● **TEXT BLOCK**:
** BEGIN **
Source: optionhouse.com

The conference call did not change much as the after-hour session closed at $212, or up about 5% so we would expect a higher opening on Thursday.

Analysts polled by TipRanks have an average rating of hold on the stock, with an average stock price target of $199.13, about even from current levels at the close. These levels may well be adjusted tomorrow on the upside 5-7%, given the huge beat on expectations.

Source: TipRanks

Source: TipRanks

Conference Call Q&A Top Quotes

Besides the financial report, investors wanted to hear about future production, which they are counting on to justify the still fairly high Tesla share price.

In the Tesla Third Quarter 2016 Update letter, Tesla noted that they “achieved record production levels in Q3, raising to 25,185 vehicles for an increase of 37% from Q2, and an increase of 92% from Q3 last year.” Also, Tesla “maintained guidance of 50,000 new vehicle deliveries for the second half of 2016 […] despite the challenges of winter weather and the holiday season.”
** END **
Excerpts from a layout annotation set
** BEGIN **
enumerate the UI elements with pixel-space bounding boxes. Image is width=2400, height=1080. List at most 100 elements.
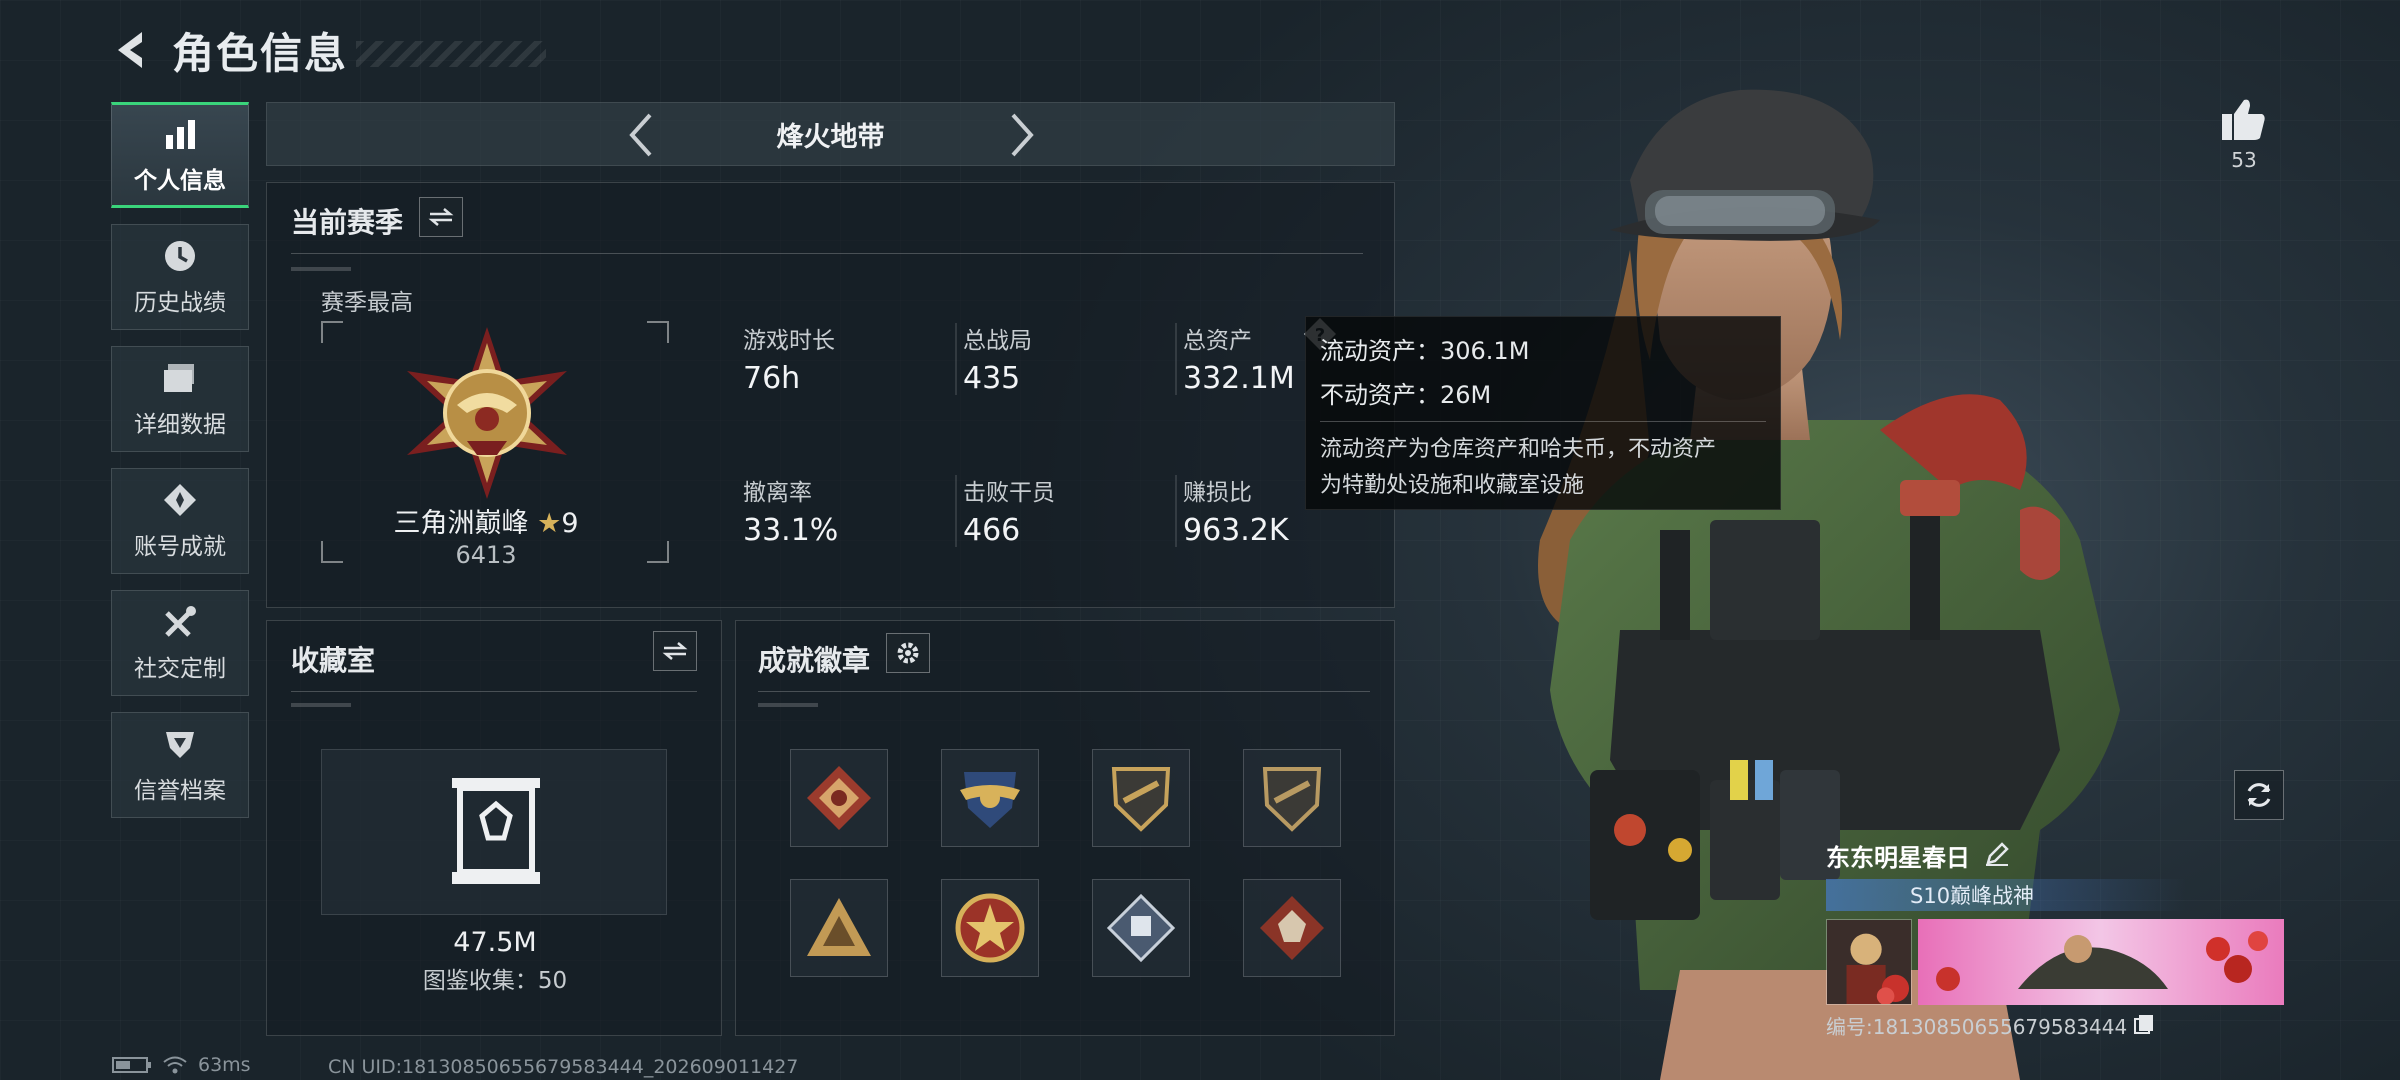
sidebar-item-achievements[interactable]: 账号成就: [111, 468, 249, 574]
stat-label: 撤离率: [743, 480, 812, 506]
rifle-shield-badge-icon: [1111, 767, 1171, 832]
chevron-left-icon: [629, 113, 652, 157]
season-swap-button[interactable]: [419, 197, 463, 237]
collection-preview[interactable]: [321, 749, 667, 915]
diamond-badge-icon: [1106, 893, 1176, 963]
copy-id-button[interactable]: [2133, 1013, 2155, 1039]
stat-value: 435: [963, 361, 1021, 396]
ping-text: 63ms: [198, 1054, 251, 1076]
stat-label: 赚损比: [1183, 480, 1252, 506]
stat-value: 963.2K: [1183, 513, 1289, 548]
sidebar-item-label: 个人信息: [134, 168, 226, 194]
sidebar-item-label: 社交定制: [134, 656, 226, 682]
stat-divider: [955, 323, 957, 395]
folder-icon: [161, 359, 199, 397]
mode-title: 烽火地带: [776, 121, 885, 153]
rifle-shield-badge-icon-2: [1262, 767, 1322, 832]
title-tag-text: S10巅峰战神: [1910, 884, 2035, 908]
sidebar-item-social-custom[interactable]: 社交定制: [111, 590, 249, 696]
badge-slot[interactable]: [1243, 879, 1341, 977]
shield-icon: [161, 725, 199, 763]
status-bar: 63ms: [112, 1054, 251, 1076]
avatar[interactable]: [1826, 919, 1912, 1005]
copy-icon: [2134, 1014, 2154, 1034]
divider-decoration: [291, 703, 351, 707]
badge-slot[interactable]: [1243, 749, 1341, 847]
badges-panel: 成就徽章: [735, 620, 1395, 1036]
collection-swap-button[interactable]: [653, 631, 697, 671]
badges-settings-button[interactable]: [886, 633, 930, 673]
dragon-badge-icon: [807, 766, 871, 830]
sidebar-item-personal-info[interactable]: 个人信息: [111, 102, 249, 208]
history-icon: [161, 237, 199, 275]
sidebar-item-label: 信誉档案: [134, 778, 226, 804]
triangle-badge-icon: [807, 898, 871, 956]
tooltip-liquid-assets: 流动资产：306.1M: [1320, 337, 1530, 365]
sidebar-item-match-history[interactable]: 历史战绩: [111, 224, 249, 330]
uid-text: CN UID:18130850655679583444_202609011427: [328, 1056, 799, 1078]
badge-slot[interactable]: [941, 879, 1039, 977]
achievement-icon: [161, 481, 199, 519]
tooltip-description-2: 为特勤处设施和收藏室设施: [1320, 473, 1585, 498]
thumbs-up-icon: [2222, 99, 2265, 140]
collection-panel: 收藏室 47.5M 图鉴收集：50: [266, 620, 722, 1036]
wifi-icon: [163, 1056, 187, 1074]
season-panel: 当前赛季 赛季最高 三角洲巅峰 ★9 6413 游戏时长 76h 总战局 435…: [266, 182, 1395, 608]
display-case-icon: [452, 778, 540, 884]
asset-tooltip: 流动资产：306.1M 不动资产：26M 流动资产为仓库资产和哈夫币，不动资产 …: [1305, 316, 1781, 510]
refresh-button[interactable]: [2234, 770, 2284, 820]
sidebar-item-detailed-data[interactable]: 详细数据: [111, 346, 249, 452]
eagle-crest-badge-icon: [960, 772, 1020, 828]
like-button[interactable]: [2214, 96, 2274, 146]
title-tag: S10巅峰战神: [1826, 879, 2186, 911]
mode-prev-button[interactable]: [617, 111, 665, 159]
frame-corner: [321, 321, 343, 343]
rank-stars: 9: [561, 508, 579, 539]
stat-value: 332.1M: [1183, 361, 1295, 396]
stat-value: 466: [963, 513, 1021, 548]
stat-label: 总资产: [1183, 328, 1252, 354]
sidebar-item-label: 账号成就: [134, 534, 226, 560]
back-arrow-icon: [118, 32, 142, 68]
showcase-row: [1826, 919, 2286, 1005]
wolf-badge-icon: [1260, 896, 1324, 960]
collection-value: 47.5M: [453, 927, 537, 958]
season-title: 当前赛季: [291, 206, 404, 239]
sidebar-item-label: 历史战绩: [134, 290, 226, 316]
rank-star-icon: ★: [537, 508, 562, 539]
badge-slot[interactable]: [941, 749, 1039, 847]
stat-value: 33.1%: [743, 513, 839, 548]
badge-slot[interactable]: [1092, 879, 1190, 977]
badges-divider: [758, 691, 1370, 692]
tooltip-fixed-assets: 不动资产：26M: [1320, 381, 1492, 409]
tools-icon: [161, 603, 199, 641]
stat-label: 游戏时长: [743, 328, 835, 354]
badges-title: 成就徽章: [758, 644, 871, 677]
like-count: 53: [2231, 148, 2257, 172]
tooltip-divider: [1320, 421, 1766, 422]
player-name: 东东明星春日: [1826, 844, 1970, 872]
name-card-banner[interactable]: [1918, 919, 2284, 1005]
edit-name-button[interactable]: [1984, 841, 2010, 871]
stat-divider: [955, 475, 957, 547]
season-divider: [291, 253, 1363, 254]
back-button[interactable]: [110, 26, 154, 74]
collection-divider: [291, 691, 697, 692]
title-decoration: [356, 41, 547, 67]
swap-icon: [428, 208, 454, 226]
like-area: 53: [2214, 96, 2274, 172]
sidebar-item-credit-record[interactable]: 信誉档案: [111, 712, 249, 818]
badge-slot[interactable]: [790, 749, 888, 847]
stat-divider: [1175, 323, 1177, 395]
badge-slot[interactable]: [1092, 749, 1190, 847]
stat-divider: [1175, 475, 1177, 547]
badge-slot[interactable]: [790, 879, 888, 977]
collection-catalog: 图鉴收集：50: [422, 968, 568, 994]
tooltip-description-1: 流动资产为仓库资产和哈夫币，不动资产: [1320, 437, 1717, 462]
stat-label: 击败干员: [963, 480, 1055, 506]
swap-icon: [662, 642, 688, 660]
page-title: 角色信息: [172, 28, 349, 78]
mode-next-button[interactable]: [998, 111, 1046, 159]
star-medal-badge-icon: [955, 893, 1025, 963]
divider-decoration: [291, 267, 351, 271]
** END **
● **WHAT IS REQUIRED**:
Please reproduce the full passage above on Tesla's third-quarter 2016 results word for word, from its first line to its last.

● **ANSWER TO THE TASK**:
Source: optionhouse.com

The conference call did not change much as the after-hour session closed at $212, or up about 5% so we would expect a higher opening on Thursday.

Analysts polled by TipRanks have an average rating of hold on the stock, with an average stock price target of $199.13, about even from current levels at the close. These levels may well be adjusted tomorrow on the upside 5-7%, given the huge beat on expectations.

Source: TipRanks

Source: TipRanks

Conference Call Q&A Top Quotes

Besides the financial report, investors wanted to hear about future production, which they are counting on to justify the still fairly high Tesla share price.

In the Tesla Third Quarter 2016 Update letter, Tesla noted that they “achieved record production levels in Q3, raising to 25,185 vehicles for an increase of 37% from Q2, and an increase of 92% from Q3 last year.” Also, Tesla “maintained guidance of 50,000 new vehicle deliveries for the second half of 2016 […] despite the challenges of winter weather and the holiday season.”